*Records for this exercise:*
- - -
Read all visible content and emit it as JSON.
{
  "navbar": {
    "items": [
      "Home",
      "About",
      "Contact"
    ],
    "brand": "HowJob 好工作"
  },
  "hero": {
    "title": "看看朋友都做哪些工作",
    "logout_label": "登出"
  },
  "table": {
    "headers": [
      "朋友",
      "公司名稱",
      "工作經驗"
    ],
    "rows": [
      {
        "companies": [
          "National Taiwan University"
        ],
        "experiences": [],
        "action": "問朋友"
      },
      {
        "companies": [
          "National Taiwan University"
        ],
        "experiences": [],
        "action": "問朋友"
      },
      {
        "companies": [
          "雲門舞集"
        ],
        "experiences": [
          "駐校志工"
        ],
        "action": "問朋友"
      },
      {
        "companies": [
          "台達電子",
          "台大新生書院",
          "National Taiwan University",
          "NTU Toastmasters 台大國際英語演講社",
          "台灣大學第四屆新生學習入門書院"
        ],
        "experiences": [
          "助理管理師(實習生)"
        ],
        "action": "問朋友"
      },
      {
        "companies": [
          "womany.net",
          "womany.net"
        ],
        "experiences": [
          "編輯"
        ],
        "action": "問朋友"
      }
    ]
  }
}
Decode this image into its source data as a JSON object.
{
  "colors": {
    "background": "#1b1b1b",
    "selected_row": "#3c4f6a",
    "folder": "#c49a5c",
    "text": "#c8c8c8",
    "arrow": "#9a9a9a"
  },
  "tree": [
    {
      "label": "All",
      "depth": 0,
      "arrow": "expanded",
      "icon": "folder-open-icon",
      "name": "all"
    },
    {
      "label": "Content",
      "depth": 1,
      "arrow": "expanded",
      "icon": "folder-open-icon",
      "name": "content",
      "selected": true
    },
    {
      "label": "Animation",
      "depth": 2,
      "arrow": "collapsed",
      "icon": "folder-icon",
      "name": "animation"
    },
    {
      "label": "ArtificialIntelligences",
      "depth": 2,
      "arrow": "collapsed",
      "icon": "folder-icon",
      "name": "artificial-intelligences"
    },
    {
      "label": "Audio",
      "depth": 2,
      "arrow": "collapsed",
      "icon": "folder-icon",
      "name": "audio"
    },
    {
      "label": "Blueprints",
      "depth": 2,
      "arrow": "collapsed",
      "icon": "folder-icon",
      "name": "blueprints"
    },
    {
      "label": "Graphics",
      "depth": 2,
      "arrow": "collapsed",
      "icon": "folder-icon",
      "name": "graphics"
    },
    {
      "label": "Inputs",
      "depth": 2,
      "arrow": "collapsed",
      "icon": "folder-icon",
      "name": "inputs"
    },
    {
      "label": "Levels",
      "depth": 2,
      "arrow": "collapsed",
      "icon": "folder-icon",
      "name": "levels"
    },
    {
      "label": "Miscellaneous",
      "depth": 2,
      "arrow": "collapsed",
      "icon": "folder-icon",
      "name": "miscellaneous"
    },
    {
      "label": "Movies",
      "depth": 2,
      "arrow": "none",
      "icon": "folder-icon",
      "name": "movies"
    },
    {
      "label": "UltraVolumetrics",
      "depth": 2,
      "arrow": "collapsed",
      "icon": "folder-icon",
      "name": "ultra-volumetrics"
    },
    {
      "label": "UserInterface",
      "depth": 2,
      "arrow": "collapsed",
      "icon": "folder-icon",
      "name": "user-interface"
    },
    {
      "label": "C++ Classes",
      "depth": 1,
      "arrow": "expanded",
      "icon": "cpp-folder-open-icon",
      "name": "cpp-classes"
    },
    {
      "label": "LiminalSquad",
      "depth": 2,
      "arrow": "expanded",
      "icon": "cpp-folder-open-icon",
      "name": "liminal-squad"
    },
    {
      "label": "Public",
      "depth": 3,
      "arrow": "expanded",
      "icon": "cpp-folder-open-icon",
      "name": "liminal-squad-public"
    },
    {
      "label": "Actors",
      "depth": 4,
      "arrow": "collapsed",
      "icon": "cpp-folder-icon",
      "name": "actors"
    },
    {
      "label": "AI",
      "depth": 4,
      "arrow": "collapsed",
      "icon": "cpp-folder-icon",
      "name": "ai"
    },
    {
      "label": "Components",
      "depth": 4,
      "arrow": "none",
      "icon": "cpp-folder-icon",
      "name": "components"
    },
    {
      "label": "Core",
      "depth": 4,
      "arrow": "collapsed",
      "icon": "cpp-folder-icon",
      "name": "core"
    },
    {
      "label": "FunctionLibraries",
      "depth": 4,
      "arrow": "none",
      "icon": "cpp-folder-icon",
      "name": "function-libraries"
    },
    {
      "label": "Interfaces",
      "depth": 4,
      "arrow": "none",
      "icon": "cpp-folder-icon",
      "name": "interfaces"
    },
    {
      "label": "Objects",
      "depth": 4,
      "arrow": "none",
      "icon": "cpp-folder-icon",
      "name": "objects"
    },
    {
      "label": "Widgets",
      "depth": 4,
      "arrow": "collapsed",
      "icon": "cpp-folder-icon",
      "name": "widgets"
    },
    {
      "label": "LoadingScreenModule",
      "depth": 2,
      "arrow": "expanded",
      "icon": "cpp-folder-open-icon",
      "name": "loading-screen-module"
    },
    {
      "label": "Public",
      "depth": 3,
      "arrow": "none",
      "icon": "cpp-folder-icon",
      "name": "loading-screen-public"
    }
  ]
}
- - -
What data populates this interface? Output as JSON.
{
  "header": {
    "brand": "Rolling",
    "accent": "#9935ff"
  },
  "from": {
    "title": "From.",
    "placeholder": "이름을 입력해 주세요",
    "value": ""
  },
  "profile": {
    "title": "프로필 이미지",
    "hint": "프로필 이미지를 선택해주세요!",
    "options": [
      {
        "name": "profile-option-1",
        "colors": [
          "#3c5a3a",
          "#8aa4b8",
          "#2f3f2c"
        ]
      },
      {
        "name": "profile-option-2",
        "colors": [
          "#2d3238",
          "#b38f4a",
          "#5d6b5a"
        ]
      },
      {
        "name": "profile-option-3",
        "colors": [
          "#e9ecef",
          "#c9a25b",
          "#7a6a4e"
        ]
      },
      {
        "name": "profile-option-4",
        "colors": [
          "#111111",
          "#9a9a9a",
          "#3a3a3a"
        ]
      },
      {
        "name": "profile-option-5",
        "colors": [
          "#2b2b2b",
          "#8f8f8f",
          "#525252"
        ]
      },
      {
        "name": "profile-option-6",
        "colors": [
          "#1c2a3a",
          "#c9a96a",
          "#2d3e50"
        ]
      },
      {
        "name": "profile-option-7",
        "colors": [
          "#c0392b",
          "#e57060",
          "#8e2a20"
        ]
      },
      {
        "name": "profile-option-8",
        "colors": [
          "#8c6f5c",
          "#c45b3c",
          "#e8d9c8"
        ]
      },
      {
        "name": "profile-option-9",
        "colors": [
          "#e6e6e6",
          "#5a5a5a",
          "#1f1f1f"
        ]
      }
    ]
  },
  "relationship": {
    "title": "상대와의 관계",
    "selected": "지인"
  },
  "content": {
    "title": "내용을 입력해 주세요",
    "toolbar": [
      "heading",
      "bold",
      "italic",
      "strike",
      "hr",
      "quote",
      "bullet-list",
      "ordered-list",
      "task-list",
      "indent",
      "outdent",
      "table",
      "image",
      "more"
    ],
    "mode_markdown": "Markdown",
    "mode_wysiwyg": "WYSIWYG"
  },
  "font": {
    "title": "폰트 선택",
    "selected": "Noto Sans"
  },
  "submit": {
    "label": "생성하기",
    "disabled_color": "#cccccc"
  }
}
- - -
*Short task:* In the records above, locate the lines holding the word "data". Copy each of them.

*Solution to the problem:*
Decode this image into its source data as a JSON object.
What data populates this interface? Output as JSON.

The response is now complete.